*Quoted passage*.
=-=-=

I had no reason to doubt this family story.  After all, I have actually been to the little cemetery and seen the grave of one Charles Ludwig who was her great-uncle after whom my great-uncle, Uncle Charlie, was named.  As far as family folklore goes, that’s enough evidence to prove even the existence of Bigfoot.  But, about ten years ago I shared this story in a public setting to an audience of a couple of hundred people.  Afterwards, a man came up and told me I might want to check my details because it was entirely likely that Mad King Ludwig didn’t have any children and gave me a knowing look to assure me that the details of the true story were going to be interesting.
Well, that was the first time that it had ever occurred to me that I could go online and research this bit of family trivia.  The Disney castle is indeed patterned after Castle Neuschwanstein which was built by King Ludwig II, the last king of Bavaria also known as “Mad King Ludwig”.  He was reclusive and quite eccentric, an extravagant lover of architectural projects and the theater.  He was the patron of Richard Wagner.  In 1870 after the Franco-Prussian War he signed away Bavaria helping to solidify the German Empire to be ruled by Wilhelm I.  In 1864 at age eighteen he took the throne, but he did not care for being king.  He blew through the family wealth by building some remarkable castles and theatres, and through patronage of artists and playwrights, and by giving extravagant gifts to people of the countryside who were hospitable to him.  He almost got married, but called it off and according to his diaries Ludwig II was gay; so no children.  As far as being “mad” goes, on June 10th of 1886 the Bavarian government had him declared insane and deposed him largely because of his spending and unwillingness to be involved in government.  Three days later he was found dead; likely murdered at age forty.  Those closest to him said he was indeed eccentric but not insane.  The Bavarian people loved him and did not seek to oust him.  The insanity charges and deposition were a total government fabrication. 
So as far as my grandmother’s family story goes, Ludwig II had no children and he was not “Mad”…so much for claims to royal decent.  I guess I’ll just have to accept that Grandma’s Ludwig background wasn’t a royal soap opera after all, but rather just the product of normal immigration from Germany to the US of people fleeing the Prussian wars in the 1860-70’s.  Humbling indeed.  I guess I won’t be darting off to Germany claiming rights to the “real” Disney Castle.  Well, I may not be a great-great-great-great-great-or maybe one more great grandson of the last king of Bavaria.  But, Paul can offer me/us some consolation: forget claims to royalty we are adopted children of God and he’s apportioned to us an inheritance in the Kingdom of God.  Let’s check that story out.

=-=-=

Page layout parsing data:
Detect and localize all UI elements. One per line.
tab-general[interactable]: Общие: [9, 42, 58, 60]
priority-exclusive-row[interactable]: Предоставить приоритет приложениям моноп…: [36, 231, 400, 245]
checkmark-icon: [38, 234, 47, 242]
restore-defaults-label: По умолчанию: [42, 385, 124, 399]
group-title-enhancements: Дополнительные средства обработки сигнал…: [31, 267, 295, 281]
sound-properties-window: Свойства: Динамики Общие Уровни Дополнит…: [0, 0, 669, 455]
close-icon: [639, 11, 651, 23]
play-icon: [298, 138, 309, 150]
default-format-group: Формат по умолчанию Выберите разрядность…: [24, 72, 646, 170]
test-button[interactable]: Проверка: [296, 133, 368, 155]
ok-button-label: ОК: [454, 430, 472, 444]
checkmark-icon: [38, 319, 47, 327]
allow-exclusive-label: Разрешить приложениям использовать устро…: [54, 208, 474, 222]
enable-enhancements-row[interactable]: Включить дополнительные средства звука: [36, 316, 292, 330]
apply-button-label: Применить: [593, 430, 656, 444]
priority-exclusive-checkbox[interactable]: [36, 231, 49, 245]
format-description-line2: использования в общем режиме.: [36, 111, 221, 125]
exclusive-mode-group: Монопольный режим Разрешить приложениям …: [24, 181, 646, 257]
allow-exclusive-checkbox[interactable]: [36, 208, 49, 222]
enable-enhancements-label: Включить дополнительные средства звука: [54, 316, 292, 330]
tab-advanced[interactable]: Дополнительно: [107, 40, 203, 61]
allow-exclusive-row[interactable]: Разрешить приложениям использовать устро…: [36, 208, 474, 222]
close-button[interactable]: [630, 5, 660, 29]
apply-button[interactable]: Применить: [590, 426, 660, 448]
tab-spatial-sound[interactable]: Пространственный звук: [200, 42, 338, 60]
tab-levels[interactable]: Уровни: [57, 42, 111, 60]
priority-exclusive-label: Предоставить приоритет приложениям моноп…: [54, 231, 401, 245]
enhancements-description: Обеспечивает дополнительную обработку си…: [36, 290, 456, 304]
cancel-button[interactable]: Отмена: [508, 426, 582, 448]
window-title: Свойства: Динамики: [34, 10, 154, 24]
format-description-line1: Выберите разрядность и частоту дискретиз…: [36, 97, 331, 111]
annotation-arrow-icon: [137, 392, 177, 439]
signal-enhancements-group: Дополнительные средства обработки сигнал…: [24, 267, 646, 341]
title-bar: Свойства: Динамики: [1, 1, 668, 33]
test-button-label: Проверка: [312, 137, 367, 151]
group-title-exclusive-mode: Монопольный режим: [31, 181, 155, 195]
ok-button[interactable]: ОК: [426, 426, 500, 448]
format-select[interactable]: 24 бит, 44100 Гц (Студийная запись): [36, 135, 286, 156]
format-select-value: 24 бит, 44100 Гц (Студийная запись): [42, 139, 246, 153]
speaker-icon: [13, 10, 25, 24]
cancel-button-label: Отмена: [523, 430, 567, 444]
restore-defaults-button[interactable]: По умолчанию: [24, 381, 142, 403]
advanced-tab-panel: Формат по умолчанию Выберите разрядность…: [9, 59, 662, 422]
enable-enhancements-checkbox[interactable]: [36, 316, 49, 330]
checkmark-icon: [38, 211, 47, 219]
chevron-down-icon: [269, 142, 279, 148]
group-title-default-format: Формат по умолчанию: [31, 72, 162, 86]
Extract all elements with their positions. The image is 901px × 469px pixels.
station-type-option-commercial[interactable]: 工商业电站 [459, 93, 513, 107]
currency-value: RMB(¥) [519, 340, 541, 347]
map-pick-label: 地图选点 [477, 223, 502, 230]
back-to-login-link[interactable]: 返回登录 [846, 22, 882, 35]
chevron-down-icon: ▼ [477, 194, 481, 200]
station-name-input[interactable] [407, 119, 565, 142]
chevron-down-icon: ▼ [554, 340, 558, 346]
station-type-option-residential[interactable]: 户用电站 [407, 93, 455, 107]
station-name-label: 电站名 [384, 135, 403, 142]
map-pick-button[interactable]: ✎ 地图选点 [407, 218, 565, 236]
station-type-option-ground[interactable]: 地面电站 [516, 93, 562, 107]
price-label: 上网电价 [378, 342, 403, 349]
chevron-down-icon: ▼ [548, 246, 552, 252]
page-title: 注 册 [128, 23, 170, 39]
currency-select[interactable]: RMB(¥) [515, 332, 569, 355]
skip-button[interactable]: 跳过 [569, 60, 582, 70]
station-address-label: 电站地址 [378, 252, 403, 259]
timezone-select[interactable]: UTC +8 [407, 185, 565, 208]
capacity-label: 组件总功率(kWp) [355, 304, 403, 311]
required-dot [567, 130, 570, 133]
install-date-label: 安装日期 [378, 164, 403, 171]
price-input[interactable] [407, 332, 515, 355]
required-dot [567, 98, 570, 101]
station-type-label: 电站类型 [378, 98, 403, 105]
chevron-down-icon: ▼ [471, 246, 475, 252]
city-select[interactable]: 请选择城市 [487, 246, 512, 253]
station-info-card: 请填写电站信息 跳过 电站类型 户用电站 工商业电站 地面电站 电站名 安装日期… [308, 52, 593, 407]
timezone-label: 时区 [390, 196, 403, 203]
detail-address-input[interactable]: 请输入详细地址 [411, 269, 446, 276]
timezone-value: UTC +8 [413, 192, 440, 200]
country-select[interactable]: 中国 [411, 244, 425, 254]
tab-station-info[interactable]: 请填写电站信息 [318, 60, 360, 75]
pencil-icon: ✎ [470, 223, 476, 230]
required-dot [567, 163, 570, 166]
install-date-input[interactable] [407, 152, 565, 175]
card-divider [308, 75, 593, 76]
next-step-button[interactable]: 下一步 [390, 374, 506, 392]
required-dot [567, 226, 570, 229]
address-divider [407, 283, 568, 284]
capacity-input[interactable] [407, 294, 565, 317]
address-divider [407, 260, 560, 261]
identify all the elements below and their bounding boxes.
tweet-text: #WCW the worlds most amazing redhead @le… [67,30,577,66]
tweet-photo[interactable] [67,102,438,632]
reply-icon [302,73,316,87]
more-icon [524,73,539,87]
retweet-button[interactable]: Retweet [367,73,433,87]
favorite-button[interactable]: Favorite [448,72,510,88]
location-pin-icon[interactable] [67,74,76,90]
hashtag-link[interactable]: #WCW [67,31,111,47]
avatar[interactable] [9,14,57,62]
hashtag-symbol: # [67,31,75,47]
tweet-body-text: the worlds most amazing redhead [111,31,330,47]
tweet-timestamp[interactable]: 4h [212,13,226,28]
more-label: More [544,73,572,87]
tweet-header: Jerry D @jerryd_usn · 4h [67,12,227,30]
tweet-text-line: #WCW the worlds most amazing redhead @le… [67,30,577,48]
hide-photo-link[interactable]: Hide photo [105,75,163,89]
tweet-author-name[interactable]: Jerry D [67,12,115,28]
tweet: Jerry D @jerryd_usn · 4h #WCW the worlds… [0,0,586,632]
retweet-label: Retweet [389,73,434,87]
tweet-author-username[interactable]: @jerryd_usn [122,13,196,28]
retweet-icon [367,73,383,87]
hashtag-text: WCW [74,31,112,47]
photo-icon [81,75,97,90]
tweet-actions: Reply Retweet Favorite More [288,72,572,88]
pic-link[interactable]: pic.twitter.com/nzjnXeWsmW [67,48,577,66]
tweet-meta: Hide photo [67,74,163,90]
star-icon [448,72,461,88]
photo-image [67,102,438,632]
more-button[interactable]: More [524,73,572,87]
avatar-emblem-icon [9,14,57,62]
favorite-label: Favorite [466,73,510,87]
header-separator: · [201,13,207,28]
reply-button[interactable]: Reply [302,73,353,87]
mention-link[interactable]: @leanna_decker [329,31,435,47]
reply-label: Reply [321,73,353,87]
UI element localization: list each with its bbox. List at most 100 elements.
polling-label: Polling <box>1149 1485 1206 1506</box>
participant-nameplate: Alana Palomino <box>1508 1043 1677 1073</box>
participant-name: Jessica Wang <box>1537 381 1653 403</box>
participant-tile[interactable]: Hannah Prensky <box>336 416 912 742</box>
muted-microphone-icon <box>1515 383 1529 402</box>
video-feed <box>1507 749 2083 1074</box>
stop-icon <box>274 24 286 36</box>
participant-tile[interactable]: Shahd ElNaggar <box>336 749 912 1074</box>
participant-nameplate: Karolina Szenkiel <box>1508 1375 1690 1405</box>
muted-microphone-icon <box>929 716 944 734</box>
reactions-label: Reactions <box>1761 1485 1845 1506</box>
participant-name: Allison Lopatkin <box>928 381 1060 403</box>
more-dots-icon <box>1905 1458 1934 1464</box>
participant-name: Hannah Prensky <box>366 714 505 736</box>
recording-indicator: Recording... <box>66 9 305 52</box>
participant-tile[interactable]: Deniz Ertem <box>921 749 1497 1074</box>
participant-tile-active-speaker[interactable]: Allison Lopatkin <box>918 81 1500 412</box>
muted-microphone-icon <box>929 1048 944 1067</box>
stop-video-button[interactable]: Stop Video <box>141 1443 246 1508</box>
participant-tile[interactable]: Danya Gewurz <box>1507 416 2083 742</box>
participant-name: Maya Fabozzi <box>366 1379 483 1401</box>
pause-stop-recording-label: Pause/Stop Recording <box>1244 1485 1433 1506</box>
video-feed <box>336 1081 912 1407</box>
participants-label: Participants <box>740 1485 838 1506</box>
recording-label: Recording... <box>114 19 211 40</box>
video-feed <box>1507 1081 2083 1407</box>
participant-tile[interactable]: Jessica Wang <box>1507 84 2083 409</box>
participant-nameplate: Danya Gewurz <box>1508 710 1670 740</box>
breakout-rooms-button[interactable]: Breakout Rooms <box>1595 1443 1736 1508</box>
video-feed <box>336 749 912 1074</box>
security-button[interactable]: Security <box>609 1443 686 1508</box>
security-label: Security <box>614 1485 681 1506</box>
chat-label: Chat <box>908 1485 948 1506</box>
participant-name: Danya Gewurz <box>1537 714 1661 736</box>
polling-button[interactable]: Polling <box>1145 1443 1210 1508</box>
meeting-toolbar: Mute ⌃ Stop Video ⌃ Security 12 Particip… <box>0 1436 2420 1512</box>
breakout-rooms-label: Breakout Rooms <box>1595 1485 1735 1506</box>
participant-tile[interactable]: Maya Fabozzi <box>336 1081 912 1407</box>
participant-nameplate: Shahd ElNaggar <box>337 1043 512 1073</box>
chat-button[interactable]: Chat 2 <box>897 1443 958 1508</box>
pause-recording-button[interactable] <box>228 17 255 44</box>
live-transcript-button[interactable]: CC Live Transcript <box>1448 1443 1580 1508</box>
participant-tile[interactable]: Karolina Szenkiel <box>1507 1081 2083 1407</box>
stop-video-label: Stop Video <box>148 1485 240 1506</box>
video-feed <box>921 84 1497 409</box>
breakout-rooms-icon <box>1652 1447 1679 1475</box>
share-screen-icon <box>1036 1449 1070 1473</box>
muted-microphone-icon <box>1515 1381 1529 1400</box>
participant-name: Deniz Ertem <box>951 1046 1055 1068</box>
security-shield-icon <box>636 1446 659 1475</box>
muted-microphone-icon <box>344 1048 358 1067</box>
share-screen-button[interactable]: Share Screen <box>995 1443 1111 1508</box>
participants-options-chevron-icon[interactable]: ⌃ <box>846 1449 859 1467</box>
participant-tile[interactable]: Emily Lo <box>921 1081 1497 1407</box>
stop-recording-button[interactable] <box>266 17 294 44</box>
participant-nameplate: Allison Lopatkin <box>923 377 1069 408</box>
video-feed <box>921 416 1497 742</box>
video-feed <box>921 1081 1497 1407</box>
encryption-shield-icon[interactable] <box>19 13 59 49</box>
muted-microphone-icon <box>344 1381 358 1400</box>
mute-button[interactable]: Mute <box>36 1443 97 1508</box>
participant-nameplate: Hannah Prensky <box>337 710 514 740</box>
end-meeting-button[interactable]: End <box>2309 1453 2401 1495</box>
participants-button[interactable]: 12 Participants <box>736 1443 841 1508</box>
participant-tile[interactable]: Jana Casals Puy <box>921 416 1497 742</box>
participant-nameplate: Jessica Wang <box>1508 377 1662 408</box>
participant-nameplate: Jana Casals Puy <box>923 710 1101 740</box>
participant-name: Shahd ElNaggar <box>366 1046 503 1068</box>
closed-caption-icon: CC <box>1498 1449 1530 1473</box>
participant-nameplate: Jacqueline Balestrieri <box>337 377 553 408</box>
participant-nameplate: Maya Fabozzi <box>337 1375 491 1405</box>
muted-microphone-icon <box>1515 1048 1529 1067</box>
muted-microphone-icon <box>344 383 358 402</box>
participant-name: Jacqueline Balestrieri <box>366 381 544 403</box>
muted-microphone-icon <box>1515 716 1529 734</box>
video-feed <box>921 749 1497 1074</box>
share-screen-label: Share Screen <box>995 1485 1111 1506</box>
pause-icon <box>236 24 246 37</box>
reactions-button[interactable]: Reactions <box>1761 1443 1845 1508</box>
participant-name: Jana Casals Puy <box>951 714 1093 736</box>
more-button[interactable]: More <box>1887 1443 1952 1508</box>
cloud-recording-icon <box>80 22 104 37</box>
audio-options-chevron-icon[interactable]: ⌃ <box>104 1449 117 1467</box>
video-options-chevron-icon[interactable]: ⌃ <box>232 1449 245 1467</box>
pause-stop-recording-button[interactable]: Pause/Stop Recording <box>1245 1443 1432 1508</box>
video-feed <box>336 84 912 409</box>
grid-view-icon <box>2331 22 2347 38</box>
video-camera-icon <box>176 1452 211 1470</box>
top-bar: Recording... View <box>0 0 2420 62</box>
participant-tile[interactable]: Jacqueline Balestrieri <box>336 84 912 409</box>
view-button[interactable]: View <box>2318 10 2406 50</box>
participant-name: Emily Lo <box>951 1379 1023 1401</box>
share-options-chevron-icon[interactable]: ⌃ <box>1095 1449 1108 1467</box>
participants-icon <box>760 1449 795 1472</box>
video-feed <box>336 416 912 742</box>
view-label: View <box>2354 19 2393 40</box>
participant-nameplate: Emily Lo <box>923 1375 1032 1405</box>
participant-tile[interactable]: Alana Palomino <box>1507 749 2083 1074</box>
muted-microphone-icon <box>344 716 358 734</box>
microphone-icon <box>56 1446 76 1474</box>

=-=-=

*Task list*.
1. List the ways the passage on Ludwig II says he used up the family wealth.
2. Retype part of the passage on Ludwig II, beginning at the words "So as far as" and stopping after the words "that story out.".

*Answers to the problems*.
1.
- Building remarkable castles and theatres
- Patronage of artists and playwrights
- Giving extravagant gifts to people of the countryside who were hospitable to him

2.
So as far as my grandmother’s family story goes, Ludwig II had no children and he was not “Mad”…so much for claims to royal decent.  I guess I’ll just have to accept that Grandma’s Ludwig background wasn’t a royal soap opera after all, but rather just the product of normal immigration from Germany to the US of people fleeing the Prussian wars in the 1860-70’s.  Humbling indeed.  I guess I won’t be darting off to Germany claiming rights to the “real” Disney Castle.  Well, I may not be a great-great-great-great-great-or maybe one more great grandson of the last king of Bavaria.  But, Paul can offer me/us some consolation: forget claims to royalty we are adopted children of God and he’s apportioned to us an inheritance in the Kingdom of God.  Let’s check that story out.